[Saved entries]
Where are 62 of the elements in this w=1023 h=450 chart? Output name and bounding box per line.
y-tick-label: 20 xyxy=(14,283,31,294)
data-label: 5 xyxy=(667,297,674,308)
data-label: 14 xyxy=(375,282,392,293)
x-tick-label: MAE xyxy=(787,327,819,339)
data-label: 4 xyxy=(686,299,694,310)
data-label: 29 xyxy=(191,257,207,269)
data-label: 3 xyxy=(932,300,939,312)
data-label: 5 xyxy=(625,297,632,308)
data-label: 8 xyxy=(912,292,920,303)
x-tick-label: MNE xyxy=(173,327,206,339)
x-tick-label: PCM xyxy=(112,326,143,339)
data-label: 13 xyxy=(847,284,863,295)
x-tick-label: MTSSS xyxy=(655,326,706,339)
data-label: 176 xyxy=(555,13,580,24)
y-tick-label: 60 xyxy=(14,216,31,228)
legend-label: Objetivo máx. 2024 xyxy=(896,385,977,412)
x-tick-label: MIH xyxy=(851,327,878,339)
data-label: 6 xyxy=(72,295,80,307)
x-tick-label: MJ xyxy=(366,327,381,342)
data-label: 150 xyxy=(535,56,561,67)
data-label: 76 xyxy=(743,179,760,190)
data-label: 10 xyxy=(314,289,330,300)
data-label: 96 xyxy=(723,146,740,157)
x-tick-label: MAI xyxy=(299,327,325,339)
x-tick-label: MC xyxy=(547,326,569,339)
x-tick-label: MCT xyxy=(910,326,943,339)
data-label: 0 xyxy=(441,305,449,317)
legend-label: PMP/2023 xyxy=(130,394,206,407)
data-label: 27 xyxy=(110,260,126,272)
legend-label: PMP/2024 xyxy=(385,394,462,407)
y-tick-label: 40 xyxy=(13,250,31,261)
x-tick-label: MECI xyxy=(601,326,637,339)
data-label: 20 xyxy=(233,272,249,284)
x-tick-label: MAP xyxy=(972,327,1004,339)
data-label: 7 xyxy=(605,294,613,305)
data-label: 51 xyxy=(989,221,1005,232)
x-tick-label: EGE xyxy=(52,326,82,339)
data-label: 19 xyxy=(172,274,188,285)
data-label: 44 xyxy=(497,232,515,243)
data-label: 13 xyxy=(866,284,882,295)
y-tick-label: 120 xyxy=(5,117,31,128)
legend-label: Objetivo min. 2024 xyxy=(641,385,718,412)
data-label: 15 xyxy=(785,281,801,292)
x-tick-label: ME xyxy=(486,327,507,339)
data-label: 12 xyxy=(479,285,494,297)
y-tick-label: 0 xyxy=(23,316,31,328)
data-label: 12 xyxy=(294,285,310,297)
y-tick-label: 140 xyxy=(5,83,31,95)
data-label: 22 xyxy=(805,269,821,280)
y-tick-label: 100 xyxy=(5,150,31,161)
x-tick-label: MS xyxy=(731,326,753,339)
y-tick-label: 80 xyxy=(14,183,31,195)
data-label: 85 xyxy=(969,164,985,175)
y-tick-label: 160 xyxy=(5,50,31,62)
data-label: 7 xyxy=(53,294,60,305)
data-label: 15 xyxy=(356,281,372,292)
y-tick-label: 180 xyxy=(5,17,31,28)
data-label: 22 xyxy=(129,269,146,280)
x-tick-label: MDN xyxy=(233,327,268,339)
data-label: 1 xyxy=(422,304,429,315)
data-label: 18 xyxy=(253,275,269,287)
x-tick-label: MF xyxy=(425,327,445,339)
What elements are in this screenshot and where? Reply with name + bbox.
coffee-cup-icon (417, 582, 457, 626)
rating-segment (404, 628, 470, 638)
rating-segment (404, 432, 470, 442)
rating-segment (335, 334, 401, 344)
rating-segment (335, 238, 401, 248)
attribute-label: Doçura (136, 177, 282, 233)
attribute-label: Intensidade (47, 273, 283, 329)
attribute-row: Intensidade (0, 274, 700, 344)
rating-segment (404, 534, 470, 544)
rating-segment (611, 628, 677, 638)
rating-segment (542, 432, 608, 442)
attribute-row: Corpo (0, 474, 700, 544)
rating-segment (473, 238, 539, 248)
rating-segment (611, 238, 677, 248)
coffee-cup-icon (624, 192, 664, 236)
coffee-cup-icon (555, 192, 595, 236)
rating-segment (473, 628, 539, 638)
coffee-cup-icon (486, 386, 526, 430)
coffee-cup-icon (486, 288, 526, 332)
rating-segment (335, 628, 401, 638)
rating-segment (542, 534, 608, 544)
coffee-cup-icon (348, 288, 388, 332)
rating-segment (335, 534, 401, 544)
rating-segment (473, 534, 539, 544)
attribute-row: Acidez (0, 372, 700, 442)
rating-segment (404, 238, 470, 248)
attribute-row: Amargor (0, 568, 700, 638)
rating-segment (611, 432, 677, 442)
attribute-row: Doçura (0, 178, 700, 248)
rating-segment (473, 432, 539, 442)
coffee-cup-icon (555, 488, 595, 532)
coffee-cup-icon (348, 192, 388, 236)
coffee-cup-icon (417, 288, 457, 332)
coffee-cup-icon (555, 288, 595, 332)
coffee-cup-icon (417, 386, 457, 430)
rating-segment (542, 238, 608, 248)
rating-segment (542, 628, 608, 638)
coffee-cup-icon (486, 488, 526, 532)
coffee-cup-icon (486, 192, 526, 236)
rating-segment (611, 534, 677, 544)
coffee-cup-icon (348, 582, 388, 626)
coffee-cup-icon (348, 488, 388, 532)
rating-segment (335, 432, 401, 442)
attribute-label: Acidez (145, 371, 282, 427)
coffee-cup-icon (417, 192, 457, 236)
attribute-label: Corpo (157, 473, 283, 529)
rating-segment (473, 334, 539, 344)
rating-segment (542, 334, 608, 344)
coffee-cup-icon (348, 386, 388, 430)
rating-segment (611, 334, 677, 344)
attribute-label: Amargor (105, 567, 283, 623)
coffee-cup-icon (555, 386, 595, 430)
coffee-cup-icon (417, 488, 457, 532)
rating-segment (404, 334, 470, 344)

-- Given problem --
Reproduce every line of the records above verbatim, without any alteration.

-- Problem solution --
Where are 62 of the elements in this w=1023 h=450 chart? Output name and bounding box per line.
y-tick-label: 20 xyxy=(14,283,31,294)
data-label: 5 xyxy=(667,297,674,308)
data-label: 14 xyxy=(375,282,392,293)
x-tick-label: MAE xyxy=(787,327,819,339)
data-label: 4 xyxy=(686,299,694,310)
data-label: 29 xyxy=(191,257,207,269)
data-label: 3 xyxy=(932,300,939,312)
data-label: 5 xyxy=(625,297,632,308)
data-label: 8 xyxy=(912,292,920,303)
x-tick-label: MNE xyxy=(173,327,206,339)
x-tick-label: PCM xyxy=(112,326,143,339)
data-label: 13 xyxy=(847,284,863,295)
x-tick-label: MTSSS xyxy=(655,326,706,339)
data-label: 176 xyxy=(555,13,580,24)
y-tick-label: 60 xyxy=(14,216,31,228)
legend-label: Objetivo máx. 2024 xyxy=(896,385,977,412)
x-tick-label: MIH xyxy=(851,327,878,339)
data-label: 6 xyxy=(72,295,80,307)
x-tick-label: MJ xyxy=(366,327,381,342)
data-label: 150 xyxy=(535,56,561,67)
data-label: 76 xyxy=(743,179,760,190)
data-label: 10 xyxy=(314,289,330,300)
data-label: 96 xyxy=(723,146,740,157)
x-tick-label: MAI xyxy=(299,327,325,339)
x-tick-label: MC xyxy=(547,326,569,339)
x-tick-label: MCT xyxy=(910,326,943,339)
data-label: 0 xyxy=(441,305,449,317)
legend-label: PMP/2023 xyxy=(130,394,206,407)
data-label: 27 xyxy=(110,260,126,272)
legend-label: PMP/2024 xyxy=(385,394,462,407)
y-tick-label: 40 xyxy=(13,250,31,261)
x-tick-label: MECI xyxy=(601,326,637,339)
data-label: 20 xyxy=(233,272,249,284)
x-tick-label: MAP xyxy=(972,327,1004,339)
data-label: 7 xyxy=(605,294,613,305)
data-label: 51 xyxy=(989,221,1005,232)
x-tick-label: EGE xyxy=(52,326,82,339)
data-label: 19 xyxy=(172,274,188,285)
data-label: 44 xyxy=(497,232,515,243)
data-label: 13 xyxy=(866,284,882,295)
y-tick-label: 120 xyxy=(5,117,31,128)
legend-label: Objetivo min. 2024 xyxy=(641,385,718,412)
data-label: 15 xyxy=(785,281,801,292)
x-tick-label: ME xyxy=(486,327,507,339)
data-label: 12 xyxy=(479,285,494,297)
y-tick-label: 0 xyxy=(23,316,31,328)
data-label: 12 xyxy=(294,285,310,297)
y-tick-label: 140 xyxy=(5,83,31,95)
data-label: 22 xyxy=(805,269,821,280)
y-tick-label: 100 xyxy=(5,150,31,161)
x-tick-label: MS xyxy=(731,326,753,339)
y-tick-label: 80 xyxy=(14,183,31,195)
data-label: 85 xyxy=(969,164,985,175)
y-tick-label: 160 xyxy=(5,50,31,62)
data-label: 7 xyxy=(53,294,60,305)
data-label: 15 xyxy=(356,281,372,292)
y-tick-label: 180 xyxy=(5,17,31,28)
data-label: 22 xyxy=(129,269,146,280)
x-tick-label: MDN xyxy=(233,327,268,339)
data-label: 1 xyxy=(422,304,429,315)
data-label: 18 xyxy=(253,275,269,287)
x-tick-label: MF xyxy=(425,327,445,339)
What elements are in this screenshot and where? Reply with name + bbox.
coffee-cup-icon (417, 582, 457, 626)
rating-segment (404, 628, 470, 638)
rating-segment (404, 432, 470, 442)
rating-segment (335, 334, 401, 344)
rating-segment (335, 238, 401, 248)
attribute-label: Doçura (136, 177, 282, 233)
attribute-label: Intensidade (47, 273, 283, 329)
attribute-row: Intensidade (0, 274, 700, 344)
rating-segment (404, 534, 470, 544)
rating-segment (611, 628, 677, 638)
rating-segment (542, 432, 608, 442)
attribute-row: Corpo (0, 474, 700, 544)
rating-segment (473, 238, 539, 248)
rating-segment (611, 238, 677, 248)
coffee-cup-icon (624, 192, 664, 236)
coffee-cup-icon (555, 192, 595, 236)
rating-segment (473, 628, 539, 638)
coffee-cup-icon (486, 386, 526, 430)
coffee-cup-icon (486, 288, 526, 332)
rating-segment (335, 628, 401, 638)
rating-segment (542, 534, 608, 544)
coffee-cup-icon (348, 288, 388, 332)
rating-segment (335, 534, 401, 544)
rating-segment (473, 534, 539, 544)
attribute-row: Acidez (0, 372, 700, 442)
rating-segment (404, 238, 470, 248)
attribute-row: Amargor (0, 568, 700, 638)
rating-segment (611, 432, 677, 442)
attribute-row: Doçura (0, 178, 700, 248)
rating-segment (473, 432, 539, 442)
coffee-cup-icon (555, 488, 595, 532)
coffee-cup-icon (348, 192, 388, 236)
coffee-cup-icon (417, 288, 457, 332)
coffee-cup-icon (555, 288, 595, 332)
coffee-cup-icon (417, 386, 457, 430)
rating-segment (542, 238, 608, 248)
rating-segment (542, 628, 608, 638)
coffee-cup-icon (486, 488, 526, 532)
coffee-cup-icon (486, 192, 526, 236)
rating-segment (611, 534, 677, 544)
coffee-cup-icon (348, 582, 388, 626)
coffee-cup-icon (348, 488, 388, 532)
rating-segment (335, 432, 401, 442)
attribute-label: Acidez (145, 371, 282, 427)
coffee-cup-icon (417, 192, 457, 236)
attribute-label: Corpo (157, 473, 283, 529)
rating-segment (473, 334, 539, 344)
rating-segment (542, 334, 608, 344)
coffee-cup-icon (348, 386, 388, 430)
rating-segment (611, 334, 677, 344)
attribute-label: Amargor (105, 567, 283, 623)
coffee-cup-icon (555, 386, 595, 430)
coffee-cup-icon (417, 488, 457, 532)
rating-segment (404, 334, 470, 344)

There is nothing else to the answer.